Look through the material and copy each line holding "Durchschnitt".

(Records from a collection of figures)
****************

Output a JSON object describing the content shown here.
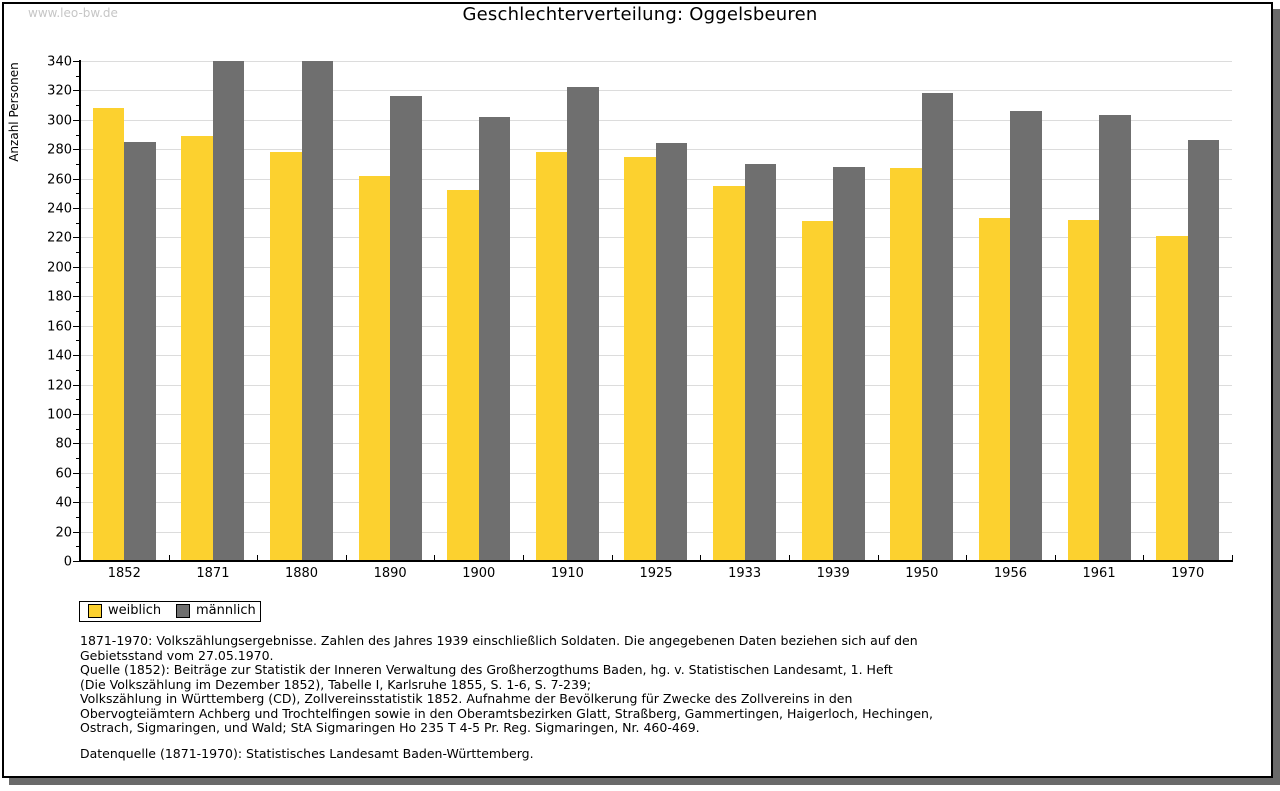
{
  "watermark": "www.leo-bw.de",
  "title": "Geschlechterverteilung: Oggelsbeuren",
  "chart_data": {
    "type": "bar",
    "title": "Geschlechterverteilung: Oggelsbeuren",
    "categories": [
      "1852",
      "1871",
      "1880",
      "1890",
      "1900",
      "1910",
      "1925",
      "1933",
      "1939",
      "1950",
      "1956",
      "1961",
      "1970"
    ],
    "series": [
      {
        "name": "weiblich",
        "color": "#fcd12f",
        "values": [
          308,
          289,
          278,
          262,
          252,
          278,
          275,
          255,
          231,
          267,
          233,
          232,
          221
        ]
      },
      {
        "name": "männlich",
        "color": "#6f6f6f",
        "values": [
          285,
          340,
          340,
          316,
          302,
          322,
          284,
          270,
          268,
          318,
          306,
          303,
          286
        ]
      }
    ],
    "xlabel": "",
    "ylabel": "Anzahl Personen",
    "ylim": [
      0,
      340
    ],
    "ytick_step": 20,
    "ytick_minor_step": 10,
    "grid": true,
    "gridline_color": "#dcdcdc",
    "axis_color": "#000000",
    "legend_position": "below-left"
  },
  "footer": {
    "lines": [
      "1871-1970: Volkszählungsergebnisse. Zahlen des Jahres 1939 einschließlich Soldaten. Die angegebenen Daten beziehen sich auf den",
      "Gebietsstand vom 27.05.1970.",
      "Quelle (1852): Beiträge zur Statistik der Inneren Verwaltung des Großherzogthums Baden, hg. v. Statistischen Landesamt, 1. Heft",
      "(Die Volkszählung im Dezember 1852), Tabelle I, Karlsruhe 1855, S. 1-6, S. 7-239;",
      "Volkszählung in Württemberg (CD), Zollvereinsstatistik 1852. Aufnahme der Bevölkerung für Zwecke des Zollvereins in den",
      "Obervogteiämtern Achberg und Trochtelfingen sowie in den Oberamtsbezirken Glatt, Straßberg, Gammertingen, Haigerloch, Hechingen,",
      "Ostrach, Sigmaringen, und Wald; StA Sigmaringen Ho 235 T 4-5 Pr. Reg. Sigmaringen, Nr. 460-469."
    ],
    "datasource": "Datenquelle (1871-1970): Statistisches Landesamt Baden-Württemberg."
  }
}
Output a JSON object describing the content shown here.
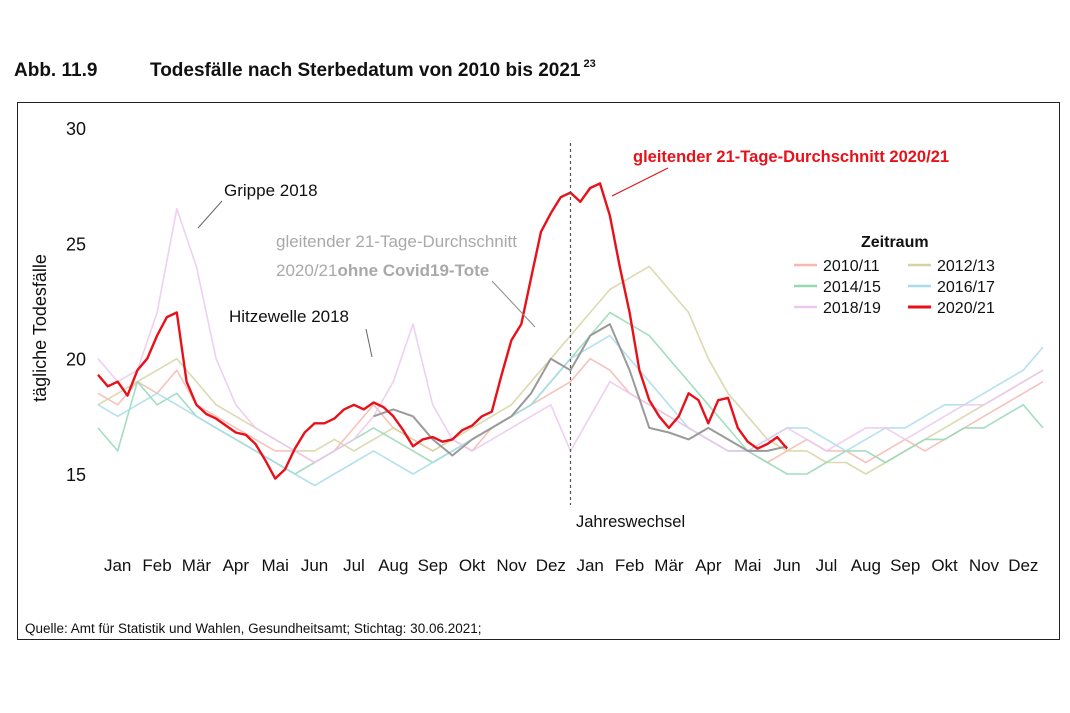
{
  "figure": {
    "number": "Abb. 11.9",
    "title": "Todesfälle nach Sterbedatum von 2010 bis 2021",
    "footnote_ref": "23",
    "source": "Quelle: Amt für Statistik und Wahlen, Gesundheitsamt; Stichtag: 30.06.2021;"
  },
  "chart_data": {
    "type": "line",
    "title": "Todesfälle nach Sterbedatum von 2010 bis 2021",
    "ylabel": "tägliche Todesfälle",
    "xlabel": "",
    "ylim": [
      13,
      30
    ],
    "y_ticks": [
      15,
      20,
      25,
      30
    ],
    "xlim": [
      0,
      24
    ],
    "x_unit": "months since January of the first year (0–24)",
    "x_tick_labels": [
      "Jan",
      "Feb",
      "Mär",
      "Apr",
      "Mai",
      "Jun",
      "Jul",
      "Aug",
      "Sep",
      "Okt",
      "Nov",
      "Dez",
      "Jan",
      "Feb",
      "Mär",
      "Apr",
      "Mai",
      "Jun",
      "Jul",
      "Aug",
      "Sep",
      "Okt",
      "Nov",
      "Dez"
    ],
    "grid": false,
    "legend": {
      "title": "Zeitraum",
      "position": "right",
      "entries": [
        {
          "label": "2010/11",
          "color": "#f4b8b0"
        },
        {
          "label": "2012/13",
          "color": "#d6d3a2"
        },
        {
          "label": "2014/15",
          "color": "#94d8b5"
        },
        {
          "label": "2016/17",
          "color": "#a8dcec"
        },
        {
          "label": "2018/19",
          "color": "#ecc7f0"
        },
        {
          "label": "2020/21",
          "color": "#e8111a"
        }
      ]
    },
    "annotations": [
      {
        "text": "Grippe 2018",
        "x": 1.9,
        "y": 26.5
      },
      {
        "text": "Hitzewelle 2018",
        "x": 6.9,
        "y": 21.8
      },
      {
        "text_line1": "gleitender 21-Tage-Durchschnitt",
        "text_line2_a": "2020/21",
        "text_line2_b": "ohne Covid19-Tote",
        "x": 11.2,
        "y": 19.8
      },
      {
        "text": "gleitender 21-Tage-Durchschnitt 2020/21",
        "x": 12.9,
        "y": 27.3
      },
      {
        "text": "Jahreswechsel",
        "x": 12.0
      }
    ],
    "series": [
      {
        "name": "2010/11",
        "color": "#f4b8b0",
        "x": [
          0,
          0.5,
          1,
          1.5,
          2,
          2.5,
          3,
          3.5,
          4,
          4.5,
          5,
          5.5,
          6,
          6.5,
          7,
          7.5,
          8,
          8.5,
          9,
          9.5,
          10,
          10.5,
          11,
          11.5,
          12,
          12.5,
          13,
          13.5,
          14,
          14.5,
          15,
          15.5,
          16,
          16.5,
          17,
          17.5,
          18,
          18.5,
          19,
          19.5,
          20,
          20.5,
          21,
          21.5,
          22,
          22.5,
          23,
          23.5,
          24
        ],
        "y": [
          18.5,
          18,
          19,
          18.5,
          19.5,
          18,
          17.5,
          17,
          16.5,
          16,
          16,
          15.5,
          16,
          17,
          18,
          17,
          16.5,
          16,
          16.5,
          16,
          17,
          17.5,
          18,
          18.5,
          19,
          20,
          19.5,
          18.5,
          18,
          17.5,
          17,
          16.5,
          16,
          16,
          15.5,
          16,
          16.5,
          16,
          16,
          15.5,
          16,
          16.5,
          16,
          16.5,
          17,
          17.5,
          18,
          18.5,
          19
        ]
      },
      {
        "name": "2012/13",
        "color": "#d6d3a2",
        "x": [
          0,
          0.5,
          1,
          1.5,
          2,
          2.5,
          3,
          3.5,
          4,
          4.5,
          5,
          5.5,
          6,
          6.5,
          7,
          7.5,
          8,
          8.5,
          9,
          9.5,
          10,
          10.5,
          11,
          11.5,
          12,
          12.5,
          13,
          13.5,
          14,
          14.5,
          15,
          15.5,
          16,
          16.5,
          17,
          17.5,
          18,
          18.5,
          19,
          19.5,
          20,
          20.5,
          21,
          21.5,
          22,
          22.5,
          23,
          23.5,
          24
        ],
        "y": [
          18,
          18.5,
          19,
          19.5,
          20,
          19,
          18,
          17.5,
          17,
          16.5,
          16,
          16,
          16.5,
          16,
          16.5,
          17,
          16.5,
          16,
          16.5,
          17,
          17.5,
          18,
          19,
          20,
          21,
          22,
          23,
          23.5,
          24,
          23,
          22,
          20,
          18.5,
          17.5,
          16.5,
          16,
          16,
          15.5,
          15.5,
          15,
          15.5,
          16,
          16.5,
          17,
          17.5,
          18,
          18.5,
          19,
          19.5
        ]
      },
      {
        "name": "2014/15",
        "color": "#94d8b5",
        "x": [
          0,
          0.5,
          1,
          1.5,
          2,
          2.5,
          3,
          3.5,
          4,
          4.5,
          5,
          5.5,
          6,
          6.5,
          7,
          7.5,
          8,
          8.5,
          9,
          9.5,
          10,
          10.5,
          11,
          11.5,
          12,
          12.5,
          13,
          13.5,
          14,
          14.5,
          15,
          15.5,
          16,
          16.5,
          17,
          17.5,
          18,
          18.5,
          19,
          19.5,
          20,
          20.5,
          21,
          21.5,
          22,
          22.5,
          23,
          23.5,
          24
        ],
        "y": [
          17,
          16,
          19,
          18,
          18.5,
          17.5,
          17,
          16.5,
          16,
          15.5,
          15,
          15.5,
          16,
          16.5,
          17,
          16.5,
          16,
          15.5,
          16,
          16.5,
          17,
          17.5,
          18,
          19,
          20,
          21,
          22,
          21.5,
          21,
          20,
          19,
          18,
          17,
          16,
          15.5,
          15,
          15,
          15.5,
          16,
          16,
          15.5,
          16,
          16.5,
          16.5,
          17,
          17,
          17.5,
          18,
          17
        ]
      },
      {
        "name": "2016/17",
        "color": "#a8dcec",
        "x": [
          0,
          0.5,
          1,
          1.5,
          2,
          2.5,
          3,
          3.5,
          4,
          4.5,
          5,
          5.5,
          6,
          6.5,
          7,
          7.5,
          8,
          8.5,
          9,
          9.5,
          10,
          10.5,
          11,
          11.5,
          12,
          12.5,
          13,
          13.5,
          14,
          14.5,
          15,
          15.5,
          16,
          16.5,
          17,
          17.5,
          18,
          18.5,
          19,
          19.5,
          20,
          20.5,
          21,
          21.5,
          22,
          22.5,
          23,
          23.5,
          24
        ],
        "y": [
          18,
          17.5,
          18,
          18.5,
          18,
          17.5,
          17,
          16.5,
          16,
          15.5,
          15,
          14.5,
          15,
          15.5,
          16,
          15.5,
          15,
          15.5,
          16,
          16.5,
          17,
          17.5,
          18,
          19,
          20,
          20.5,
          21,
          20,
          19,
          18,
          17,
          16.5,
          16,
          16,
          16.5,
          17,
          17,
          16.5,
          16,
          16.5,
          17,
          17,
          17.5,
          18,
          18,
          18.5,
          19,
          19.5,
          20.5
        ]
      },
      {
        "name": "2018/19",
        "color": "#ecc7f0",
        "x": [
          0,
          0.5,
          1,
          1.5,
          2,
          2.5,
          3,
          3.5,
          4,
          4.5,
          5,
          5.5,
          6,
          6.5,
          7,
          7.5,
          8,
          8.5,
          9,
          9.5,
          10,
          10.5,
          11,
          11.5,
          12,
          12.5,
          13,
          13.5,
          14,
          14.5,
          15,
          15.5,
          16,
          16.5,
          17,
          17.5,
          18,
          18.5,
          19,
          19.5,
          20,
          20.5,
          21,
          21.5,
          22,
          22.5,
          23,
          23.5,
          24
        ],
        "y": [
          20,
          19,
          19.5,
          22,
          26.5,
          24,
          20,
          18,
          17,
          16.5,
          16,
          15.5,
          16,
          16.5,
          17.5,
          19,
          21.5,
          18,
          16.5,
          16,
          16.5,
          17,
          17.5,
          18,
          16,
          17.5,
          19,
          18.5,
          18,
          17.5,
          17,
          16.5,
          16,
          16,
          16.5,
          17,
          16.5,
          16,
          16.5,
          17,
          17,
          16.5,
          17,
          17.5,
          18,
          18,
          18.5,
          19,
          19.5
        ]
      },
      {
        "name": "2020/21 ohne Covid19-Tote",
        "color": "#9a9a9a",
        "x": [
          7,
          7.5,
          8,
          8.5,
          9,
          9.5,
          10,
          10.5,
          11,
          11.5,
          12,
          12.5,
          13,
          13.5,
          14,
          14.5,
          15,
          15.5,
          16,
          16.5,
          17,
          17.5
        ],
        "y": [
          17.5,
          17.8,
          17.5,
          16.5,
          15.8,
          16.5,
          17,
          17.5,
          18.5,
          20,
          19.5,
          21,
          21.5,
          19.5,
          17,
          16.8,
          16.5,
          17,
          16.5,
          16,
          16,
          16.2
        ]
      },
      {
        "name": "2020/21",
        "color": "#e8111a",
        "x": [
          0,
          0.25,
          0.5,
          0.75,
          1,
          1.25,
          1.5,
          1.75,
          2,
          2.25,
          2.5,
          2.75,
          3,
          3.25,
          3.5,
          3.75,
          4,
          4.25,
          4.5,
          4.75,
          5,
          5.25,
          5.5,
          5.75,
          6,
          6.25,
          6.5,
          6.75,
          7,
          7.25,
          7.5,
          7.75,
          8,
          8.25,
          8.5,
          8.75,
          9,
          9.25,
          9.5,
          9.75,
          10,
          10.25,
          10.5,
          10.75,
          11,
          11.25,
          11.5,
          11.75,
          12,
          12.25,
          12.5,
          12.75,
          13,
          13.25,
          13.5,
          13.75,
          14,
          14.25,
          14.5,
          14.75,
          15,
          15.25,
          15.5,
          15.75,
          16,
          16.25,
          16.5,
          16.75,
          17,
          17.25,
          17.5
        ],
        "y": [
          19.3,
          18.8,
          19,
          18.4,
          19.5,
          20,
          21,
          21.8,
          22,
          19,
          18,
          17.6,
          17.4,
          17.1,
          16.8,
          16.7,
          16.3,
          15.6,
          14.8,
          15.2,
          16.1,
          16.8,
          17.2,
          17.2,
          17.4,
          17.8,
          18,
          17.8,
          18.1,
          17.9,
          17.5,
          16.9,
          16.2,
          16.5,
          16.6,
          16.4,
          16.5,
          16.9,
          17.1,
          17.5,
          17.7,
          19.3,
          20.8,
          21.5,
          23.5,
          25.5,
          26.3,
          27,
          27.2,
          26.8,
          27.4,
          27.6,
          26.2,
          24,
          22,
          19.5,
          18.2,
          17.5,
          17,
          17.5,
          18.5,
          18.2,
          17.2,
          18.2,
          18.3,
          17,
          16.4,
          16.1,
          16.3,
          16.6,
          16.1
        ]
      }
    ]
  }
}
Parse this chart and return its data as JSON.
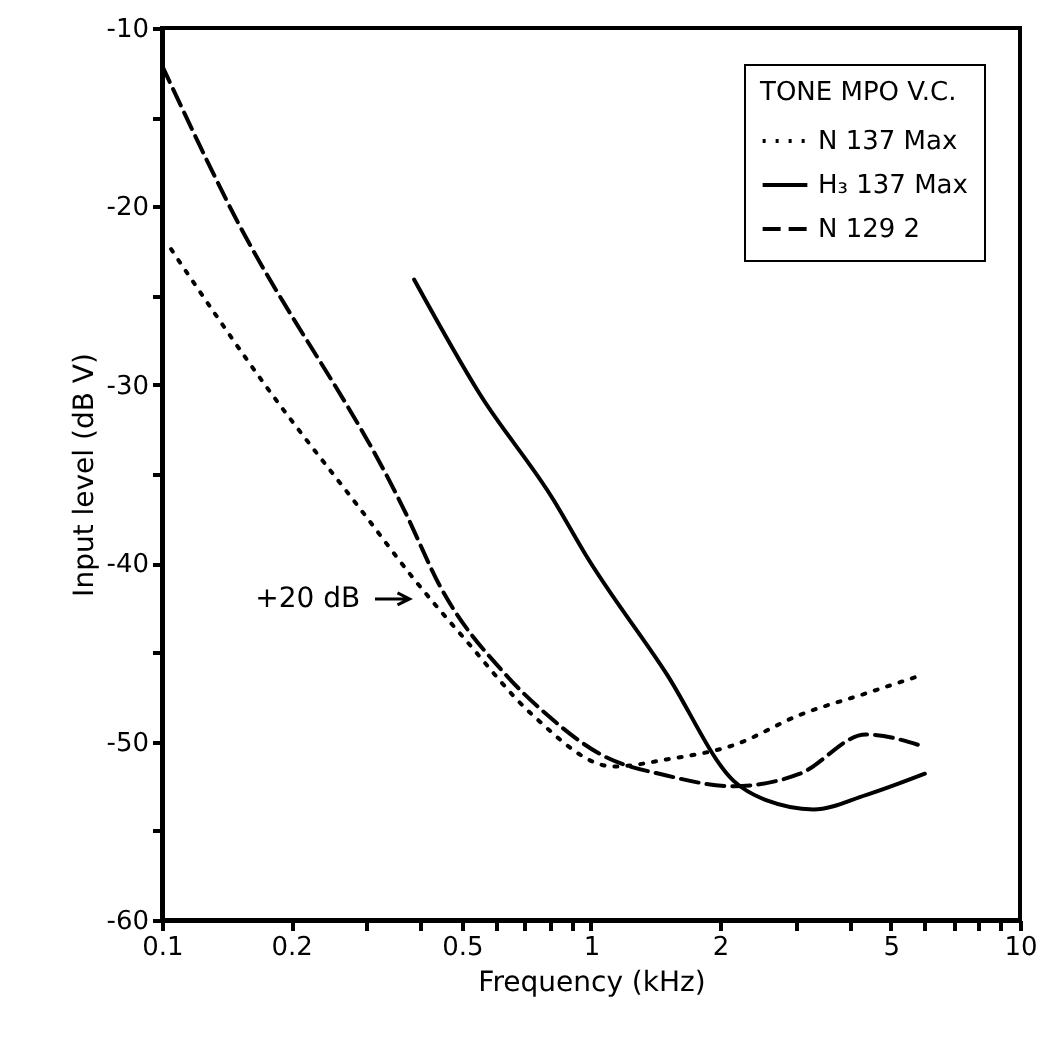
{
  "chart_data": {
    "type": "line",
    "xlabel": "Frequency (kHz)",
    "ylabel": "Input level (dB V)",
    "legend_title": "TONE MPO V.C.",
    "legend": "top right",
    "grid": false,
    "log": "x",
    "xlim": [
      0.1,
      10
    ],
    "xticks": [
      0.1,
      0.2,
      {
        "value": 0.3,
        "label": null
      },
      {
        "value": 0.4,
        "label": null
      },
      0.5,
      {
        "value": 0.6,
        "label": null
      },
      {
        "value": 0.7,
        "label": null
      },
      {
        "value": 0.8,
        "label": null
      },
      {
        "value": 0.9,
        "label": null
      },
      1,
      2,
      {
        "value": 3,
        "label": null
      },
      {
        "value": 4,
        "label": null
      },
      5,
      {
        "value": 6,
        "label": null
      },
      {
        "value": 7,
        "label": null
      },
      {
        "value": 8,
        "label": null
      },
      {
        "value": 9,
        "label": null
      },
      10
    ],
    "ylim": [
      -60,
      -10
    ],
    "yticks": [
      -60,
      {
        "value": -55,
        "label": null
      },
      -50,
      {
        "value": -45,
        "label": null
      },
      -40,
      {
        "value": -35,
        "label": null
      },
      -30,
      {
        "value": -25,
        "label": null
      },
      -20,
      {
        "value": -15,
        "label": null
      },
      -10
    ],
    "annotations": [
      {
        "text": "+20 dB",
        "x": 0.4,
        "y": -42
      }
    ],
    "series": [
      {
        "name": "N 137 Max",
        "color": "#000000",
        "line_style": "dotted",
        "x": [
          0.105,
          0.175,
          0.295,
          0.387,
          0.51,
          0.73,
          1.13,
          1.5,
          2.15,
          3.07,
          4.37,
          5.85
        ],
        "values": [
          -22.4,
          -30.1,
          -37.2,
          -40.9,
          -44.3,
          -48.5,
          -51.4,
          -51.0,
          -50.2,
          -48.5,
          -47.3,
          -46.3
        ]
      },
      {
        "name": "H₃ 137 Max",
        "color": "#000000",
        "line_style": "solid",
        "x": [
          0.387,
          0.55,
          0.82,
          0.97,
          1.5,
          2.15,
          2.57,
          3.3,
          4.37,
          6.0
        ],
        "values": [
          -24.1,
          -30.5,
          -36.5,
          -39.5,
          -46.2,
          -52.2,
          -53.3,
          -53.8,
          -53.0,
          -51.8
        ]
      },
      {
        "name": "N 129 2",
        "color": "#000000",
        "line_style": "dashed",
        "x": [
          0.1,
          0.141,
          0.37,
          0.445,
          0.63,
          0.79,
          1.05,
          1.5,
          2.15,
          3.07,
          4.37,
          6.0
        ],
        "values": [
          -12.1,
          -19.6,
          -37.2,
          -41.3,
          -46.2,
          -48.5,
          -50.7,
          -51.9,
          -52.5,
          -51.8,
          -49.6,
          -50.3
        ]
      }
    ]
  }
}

****************

- **SOLUTION**
        "text_line1": "gleitender 21-Tage-Durchschnitt",
        "text": "gleitender 21-Tage-Durchschnitt 2020/21",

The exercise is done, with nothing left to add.